What the task requires:
Collect every line that includes the string "Pellets".

>> START Records for this task

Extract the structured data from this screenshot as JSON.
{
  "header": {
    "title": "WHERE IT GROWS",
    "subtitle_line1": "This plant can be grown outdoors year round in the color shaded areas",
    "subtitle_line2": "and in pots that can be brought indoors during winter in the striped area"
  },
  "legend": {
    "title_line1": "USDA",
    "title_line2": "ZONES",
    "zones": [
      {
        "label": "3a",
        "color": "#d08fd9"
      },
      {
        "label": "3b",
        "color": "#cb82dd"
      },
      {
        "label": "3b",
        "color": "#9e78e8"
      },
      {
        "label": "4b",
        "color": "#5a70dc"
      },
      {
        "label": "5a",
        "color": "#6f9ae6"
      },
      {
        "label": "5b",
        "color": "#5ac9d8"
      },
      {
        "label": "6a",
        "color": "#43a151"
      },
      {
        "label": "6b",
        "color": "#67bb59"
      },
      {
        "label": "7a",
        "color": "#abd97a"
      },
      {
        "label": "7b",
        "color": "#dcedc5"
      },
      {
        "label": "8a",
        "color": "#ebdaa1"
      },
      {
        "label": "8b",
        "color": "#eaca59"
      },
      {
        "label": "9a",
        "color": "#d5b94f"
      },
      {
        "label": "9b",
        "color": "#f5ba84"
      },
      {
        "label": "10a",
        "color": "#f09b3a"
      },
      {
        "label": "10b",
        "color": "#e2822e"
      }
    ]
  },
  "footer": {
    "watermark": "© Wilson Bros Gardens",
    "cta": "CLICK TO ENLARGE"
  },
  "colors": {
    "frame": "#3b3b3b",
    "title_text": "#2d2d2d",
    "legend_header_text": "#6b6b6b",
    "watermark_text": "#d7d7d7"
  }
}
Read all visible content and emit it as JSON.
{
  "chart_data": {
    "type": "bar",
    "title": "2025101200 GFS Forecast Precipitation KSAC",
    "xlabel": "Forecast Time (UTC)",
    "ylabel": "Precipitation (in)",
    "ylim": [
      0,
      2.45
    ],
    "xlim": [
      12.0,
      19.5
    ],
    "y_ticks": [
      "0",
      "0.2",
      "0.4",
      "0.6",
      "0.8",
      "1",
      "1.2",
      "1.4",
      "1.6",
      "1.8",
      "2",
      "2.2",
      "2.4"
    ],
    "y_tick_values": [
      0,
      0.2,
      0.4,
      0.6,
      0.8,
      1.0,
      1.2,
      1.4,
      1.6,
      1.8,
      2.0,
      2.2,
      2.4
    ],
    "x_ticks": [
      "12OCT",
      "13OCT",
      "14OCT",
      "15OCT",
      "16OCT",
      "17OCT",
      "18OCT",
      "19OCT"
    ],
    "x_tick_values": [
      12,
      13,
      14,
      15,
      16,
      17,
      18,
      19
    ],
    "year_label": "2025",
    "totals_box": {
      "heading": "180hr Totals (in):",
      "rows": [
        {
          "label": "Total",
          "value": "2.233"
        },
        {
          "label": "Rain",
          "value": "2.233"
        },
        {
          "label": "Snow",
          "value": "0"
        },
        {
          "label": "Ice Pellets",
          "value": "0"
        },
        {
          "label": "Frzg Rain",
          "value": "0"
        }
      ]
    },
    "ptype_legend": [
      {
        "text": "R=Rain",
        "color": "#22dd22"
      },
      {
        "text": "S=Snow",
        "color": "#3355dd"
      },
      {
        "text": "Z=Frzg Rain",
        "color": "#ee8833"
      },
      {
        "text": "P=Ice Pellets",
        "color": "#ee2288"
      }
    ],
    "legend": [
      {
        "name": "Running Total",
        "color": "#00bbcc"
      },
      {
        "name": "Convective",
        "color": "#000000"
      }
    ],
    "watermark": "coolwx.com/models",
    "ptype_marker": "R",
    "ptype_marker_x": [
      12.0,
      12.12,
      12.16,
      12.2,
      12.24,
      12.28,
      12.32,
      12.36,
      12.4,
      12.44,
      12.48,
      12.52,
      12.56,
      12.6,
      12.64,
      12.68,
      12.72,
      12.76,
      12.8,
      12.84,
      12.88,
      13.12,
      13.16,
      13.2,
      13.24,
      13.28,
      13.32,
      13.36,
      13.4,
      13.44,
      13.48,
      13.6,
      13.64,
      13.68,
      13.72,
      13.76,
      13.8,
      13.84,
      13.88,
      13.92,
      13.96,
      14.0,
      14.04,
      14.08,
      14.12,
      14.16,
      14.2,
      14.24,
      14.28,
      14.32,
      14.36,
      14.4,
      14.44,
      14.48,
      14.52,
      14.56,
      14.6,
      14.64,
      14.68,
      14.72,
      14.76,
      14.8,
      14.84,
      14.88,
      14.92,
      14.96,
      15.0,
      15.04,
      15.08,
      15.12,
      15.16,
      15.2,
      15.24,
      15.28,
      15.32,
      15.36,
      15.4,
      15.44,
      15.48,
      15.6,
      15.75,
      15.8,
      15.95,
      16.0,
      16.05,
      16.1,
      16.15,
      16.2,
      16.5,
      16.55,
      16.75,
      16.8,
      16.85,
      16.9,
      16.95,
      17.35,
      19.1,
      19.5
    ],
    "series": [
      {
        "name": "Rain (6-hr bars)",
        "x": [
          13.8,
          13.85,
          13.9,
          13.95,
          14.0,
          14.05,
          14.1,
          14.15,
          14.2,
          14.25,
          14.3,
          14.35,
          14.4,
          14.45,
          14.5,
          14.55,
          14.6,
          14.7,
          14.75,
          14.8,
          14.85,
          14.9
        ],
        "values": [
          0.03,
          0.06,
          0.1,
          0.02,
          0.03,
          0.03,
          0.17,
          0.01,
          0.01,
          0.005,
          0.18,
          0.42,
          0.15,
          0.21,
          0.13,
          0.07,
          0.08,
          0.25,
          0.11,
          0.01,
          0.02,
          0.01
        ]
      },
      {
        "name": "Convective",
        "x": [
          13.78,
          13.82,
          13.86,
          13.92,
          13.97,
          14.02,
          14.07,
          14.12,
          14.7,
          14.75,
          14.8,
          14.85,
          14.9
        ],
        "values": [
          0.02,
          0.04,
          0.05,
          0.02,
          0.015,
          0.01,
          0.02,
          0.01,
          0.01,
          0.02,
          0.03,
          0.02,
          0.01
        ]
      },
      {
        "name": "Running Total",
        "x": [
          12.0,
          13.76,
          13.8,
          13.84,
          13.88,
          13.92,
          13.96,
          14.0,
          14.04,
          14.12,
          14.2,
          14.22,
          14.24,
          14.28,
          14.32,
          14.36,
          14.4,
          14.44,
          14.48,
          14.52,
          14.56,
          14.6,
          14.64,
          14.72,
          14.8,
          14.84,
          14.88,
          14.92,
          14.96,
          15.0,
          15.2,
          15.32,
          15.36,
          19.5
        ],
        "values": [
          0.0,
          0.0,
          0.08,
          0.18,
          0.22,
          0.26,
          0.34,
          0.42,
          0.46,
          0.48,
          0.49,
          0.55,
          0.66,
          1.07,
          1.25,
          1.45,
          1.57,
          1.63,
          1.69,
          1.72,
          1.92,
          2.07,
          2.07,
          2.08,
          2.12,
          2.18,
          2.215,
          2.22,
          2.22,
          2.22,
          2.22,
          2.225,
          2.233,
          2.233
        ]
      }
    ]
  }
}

>> END Records for this task

Written solution:
          "label": "Ice Pellets",
        "text": "P=Ice Pellets",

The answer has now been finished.